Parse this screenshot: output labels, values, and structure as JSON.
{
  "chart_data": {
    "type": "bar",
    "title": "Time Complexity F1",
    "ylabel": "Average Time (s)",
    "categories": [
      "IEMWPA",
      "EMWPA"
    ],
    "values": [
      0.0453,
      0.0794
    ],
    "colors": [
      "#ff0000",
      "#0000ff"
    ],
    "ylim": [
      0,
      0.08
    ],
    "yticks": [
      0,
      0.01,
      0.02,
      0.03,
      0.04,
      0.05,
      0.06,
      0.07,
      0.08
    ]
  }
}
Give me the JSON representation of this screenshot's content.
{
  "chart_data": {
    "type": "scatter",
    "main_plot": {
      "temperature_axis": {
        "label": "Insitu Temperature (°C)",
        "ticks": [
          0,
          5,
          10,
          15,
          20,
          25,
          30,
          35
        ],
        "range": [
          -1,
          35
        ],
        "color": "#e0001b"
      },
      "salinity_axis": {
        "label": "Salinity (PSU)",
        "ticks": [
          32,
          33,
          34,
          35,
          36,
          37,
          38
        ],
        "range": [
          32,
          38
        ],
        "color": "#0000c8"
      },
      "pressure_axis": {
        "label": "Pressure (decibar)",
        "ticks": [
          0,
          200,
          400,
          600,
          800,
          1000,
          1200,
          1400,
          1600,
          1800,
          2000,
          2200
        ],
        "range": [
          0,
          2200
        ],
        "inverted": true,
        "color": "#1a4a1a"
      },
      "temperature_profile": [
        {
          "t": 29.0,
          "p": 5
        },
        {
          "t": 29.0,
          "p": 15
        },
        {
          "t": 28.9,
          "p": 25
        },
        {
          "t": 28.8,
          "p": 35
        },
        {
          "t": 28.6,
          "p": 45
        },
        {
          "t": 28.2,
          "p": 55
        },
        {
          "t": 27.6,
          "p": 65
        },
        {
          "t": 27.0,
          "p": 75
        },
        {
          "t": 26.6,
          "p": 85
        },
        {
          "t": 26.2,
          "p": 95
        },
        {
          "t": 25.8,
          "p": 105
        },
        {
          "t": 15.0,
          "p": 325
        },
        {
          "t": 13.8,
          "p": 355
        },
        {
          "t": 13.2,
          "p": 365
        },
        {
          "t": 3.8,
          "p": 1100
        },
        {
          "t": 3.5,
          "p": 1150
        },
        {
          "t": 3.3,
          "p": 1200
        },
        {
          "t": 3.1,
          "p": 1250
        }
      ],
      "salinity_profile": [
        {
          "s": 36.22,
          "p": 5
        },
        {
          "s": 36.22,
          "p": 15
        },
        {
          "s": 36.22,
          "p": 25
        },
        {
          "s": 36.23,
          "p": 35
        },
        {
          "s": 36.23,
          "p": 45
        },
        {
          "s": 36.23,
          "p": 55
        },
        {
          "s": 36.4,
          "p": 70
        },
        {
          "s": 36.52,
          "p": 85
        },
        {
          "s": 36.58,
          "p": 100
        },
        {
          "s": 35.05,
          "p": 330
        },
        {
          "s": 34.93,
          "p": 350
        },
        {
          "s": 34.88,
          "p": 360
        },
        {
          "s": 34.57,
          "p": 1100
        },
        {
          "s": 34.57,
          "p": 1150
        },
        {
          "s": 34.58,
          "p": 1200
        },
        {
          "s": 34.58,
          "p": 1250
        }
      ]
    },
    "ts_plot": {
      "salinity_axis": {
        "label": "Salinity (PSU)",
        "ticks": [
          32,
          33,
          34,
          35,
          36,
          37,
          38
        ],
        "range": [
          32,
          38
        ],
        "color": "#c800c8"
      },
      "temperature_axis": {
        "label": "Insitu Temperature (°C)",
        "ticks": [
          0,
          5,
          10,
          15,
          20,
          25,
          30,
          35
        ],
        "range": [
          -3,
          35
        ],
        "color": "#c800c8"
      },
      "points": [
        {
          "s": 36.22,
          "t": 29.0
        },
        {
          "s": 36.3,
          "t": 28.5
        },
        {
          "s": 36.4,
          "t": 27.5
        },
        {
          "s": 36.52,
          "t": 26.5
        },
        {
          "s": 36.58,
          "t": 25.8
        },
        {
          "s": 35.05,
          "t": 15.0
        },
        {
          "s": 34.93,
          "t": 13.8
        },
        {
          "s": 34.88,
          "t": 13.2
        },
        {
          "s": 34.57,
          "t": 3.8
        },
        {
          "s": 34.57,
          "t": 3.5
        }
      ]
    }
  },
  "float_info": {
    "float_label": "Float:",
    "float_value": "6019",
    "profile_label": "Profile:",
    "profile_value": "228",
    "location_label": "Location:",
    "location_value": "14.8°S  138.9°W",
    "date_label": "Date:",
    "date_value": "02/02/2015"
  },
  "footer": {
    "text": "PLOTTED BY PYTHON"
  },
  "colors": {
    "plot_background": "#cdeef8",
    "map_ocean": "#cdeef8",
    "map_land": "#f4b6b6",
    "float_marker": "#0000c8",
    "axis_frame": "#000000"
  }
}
====
_Work to do_
Copy out the lines in which the string "screenshot" appears.

_Full response_
Parse this screenshot: output labels, values, and structure as JSON.
Give me the JSON representation of this screenshot's content.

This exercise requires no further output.